RECORDED INFORMATION
▬▬▬
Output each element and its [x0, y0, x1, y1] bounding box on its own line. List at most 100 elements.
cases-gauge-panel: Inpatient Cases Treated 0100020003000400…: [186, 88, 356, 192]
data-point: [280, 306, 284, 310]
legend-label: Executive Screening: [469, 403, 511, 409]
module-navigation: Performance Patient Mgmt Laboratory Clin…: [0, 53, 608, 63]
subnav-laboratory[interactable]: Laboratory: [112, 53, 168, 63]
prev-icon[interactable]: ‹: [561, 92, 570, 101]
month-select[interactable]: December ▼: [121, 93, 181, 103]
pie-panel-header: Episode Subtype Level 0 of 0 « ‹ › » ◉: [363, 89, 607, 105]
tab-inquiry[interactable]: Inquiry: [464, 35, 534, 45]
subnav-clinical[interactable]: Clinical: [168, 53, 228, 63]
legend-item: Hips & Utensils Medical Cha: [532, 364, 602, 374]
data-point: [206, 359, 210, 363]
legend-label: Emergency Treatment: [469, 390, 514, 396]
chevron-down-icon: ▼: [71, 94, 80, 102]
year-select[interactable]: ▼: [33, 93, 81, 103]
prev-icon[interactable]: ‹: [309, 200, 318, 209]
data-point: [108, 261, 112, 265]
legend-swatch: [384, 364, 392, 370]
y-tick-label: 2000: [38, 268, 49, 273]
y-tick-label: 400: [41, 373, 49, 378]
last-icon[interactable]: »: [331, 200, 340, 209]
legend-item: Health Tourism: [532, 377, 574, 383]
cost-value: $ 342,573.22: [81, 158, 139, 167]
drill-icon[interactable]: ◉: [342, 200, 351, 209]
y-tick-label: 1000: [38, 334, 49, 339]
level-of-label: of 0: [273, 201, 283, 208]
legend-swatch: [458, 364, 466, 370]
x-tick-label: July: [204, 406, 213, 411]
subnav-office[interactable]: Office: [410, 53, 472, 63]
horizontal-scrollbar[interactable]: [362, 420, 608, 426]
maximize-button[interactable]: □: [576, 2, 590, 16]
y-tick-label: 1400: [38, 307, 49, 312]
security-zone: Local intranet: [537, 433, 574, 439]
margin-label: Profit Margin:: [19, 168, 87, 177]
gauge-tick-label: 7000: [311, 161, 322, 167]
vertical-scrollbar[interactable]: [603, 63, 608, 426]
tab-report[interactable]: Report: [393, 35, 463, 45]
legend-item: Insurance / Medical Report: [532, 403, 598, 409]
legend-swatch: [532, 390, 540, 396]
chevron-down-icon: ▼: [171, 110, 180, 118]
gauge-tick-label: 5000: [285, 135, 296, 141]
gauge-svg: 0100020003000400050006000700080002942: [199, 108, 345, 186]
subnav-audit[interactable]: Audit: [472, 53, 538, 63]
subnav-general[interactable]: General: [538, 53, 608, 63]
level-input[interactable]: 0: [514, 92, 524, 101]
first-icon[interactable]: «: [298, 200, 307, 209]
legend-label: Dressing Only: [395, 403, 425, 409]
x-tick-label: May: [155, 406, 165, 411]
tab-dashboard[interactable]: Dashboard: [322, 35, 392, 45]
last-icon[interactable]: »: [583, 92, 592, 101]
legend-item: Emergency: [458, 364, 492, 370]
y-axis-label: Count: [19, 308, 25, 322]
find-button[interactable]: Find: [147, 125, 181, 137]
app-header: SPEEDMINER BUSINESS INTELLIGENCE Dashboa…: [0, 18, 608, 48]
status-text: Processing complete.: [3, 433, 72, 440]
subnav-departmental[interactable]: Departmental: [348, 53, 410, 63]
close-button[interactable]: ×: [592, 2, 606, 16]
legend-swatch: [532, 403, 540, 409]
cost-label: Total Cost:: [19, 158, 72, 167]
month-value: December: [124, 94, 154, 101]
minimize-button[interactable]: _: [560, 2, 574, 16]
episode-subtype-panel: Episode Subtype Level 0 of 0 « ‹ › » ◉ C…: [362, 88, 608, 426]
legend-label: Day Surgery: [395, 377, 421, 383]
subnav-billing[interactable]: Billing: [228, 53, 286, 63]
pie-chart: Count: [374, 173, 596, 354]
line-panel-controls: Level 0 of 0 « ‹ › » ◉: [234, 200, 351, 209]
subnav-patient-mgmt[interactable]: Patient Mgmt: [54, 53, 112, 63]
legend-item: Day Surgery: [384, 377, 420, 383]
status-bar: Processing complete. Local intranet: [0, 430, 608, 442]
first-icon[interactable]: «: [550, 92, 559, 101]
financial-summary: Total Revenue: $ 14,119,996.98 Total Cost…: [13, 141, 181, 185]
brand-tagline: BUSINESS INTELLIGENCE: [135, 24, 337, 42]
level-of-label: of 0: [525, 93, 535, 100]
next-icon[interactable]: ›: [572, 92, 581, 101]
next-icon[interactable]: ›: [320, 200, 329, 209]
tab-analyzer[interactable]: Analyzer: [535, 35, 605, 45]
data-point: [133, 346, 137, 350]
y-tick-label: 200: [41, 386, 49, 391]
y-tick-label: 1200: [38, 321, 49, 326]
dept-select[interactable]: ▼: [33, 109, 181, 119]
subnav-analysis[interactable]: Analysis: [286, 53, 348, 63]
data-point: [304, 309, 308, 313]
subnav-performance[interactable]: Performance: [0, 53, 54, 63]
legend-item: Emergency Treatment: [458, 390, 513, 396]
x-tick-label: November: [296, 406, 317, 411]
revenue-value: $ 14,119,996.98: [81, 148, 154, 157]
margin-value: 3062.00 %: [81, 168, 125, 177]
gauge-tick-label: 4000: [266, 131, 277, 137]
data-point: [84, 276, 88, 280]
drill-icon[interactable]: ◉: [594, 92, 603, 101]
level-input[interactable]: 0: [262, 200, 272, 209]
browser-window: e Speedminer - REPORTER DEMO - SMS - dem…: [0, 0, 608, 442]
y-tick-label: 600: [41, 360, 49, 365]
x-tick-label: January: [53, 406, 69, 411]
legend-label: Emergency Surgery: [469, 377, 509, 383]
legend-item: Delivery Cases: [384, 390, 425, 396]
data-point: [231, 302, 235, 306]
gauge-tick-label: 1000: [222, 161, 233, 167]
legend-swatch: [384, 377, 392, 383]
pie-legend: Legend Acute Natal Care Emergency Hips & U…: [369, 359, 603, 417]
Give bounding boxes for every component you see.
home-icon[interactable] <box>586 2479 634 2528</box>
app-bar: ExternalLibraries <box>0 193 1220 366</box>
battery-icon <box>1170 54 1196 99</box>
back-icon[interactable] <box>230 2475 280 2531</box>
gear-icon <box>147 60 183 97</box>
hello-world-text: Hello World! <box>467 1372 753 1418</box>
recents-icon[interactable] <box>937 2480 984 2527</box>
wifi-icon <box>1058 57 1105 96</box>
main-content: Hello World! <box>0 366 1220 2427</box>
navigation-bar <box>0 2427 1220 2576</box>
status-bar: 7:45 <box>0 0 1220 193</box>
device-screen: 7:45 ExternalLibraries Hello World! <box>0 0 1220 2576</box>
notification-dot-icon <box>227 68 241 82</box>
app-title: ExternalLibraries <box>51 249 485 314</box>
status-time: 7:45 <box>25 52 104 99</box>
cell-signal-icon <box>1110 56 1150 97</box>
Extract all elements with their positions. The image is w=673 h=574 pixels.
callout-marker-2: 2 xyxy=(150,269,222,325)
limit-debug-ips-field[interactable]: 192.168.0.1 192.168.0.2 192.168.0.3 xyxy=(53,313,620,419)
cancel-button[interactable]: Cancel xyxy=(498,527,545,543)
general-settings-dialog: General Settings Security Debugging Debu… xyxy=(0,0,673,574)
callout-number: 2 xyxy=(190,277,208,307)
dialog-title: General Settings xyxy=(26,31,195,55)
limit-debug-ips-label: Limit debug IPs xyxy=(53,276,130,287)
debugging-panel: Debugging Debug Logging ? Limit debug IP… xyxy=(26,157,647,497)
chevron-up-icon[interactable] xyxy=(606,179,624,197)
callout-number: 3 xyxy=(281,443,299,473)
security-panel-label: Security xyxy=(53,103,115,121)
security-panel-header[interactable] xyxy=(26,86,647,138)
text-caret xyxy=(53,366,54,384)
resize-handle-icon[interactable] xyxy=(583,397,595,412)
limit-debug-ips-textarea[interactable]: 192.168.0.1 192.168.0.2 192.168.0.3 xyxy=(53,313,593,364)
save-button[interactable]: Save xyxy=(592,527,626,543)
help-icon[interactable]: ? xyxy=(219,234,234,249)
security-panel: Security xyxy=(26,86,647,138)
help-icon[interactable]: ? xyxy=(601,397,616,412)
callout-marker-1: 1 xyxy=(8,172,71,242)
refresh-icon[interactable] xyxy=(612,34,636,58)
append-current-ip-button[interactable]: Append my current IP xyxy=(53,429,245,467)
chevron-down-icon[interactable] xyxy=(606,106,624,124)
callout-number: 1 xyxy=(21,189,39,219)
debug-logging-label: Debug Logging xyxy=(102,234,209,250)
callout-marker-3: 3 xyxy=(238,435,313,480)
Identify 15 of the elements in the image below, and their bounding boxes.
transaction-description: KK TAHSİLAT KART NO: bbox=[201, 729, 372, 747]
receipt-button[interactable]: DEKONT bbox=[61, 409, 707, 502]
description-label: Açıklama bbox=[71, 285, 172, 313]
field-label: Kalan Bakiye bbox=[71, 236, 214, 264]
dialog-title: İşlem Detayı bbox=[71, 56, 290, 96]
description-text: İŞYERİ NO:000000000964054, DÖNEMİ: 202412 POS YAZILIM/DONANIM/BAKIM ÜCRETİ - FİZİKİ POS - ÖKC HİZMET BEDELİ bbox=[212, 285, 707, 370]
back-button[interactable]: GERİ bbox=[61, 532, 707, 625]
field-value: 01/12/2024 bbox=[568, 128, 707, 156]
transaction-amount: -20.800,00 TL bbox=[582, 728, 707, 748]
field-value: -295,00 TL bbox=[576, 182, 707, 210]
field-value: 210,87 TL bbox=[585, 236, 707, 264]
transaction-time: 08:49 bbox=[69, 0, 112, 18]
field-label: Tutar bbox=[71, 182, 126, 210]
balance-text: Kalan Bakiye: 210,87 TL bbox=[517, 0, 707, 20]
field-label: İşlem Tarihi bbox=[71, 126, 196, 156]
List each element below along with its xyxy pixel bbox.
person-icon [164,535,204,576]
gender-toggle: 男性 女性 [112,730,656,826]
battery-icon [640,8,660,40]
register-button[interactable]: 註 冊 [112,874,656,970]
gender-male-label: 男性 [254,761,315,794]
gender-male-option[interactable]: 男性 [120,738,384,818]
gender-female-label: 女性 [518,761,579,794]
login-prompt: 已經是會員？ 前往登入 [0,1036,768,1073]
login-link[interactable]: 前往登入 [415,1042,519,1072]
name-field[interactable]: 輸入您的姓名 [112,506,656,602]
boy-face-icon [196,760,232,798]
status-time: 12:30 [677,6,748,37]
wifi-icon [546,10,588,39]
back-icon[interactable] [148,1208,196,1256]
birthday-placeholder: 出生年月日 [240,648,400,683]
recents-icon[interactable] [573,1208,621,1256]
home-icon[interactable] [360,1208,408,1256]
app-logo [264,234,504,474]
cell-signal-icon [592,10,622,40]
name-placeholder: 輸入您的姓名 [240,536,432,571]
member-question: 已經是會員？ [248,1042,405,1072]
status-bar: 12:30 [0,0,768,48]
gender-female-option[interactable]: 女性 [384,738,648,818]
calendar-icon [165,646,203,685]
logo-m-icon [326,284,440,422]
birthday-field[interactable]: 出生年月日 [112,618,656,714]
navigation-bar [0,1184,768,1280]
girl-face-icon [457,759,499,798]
▬▬▬
GOAL
Print the listing above verbatim, starting at its first line and stopping after the line that contains "legend-item: Health Tourism: [532, 377, 574, 383]".

COMPLETED TASK
Output each element and its [x0, y0, x1, y1] bounding box on its own line. List at most 100 elements.
cases-gauge-panel: Inpatient Cases Treated 0100020003000400…: [186, 88, 356, 192]
data-point: [280, 306, 284, 310]
legend-label: Executive Screening: [469, 403, 511, 409]
module-navigation: Performance Patient Mgmt Laboratory Clin…: [0, 53, 608, 63]
subnav-laboratory[interactable]: Laboratory: [112, 53, 168, 63]
prev-icon[interactable]: ‹: [561, 92, 570, 101]
month-select[interactable]: December ▼: [121, 93, 181, 103]
pie-panel-header: Episode Subtype Level 0 of 0 « ‹ › » ◉: [363, 89, 607, 105]
tab-inquiry[interactable]: Inquiry: [464, 35, 534, 45]
subnav-clinical[interactable]: Clinical: [168, 53, 228, 63]
legend-item: Hips & Utensils Medical Cha: [532, 364, 602, 374]
data-point: [206, 359, 210, 363]
legend-label: Emergency Treatment: [469, 390, 514, 396]
chevron-down-icon: ▼: [71, 94, 80, 102]
year-select[interactable]: ▼: [33, 93, 81, 103]
prev-icon[interactable]: ‹: [309, 200, 318, 209]
data-point: [108, 261, 112, 265]
legend-swatch: [384, 364, 392, 370]
y-tick-label: 2000: [38, 268, 49, 273]
y-tick-label: 400: [41, 373, 49, 378]
last-icon[interactable]: »: [331, 200, 340, 209]
legend-item: Health Tourism: [532, 377, 574, 383]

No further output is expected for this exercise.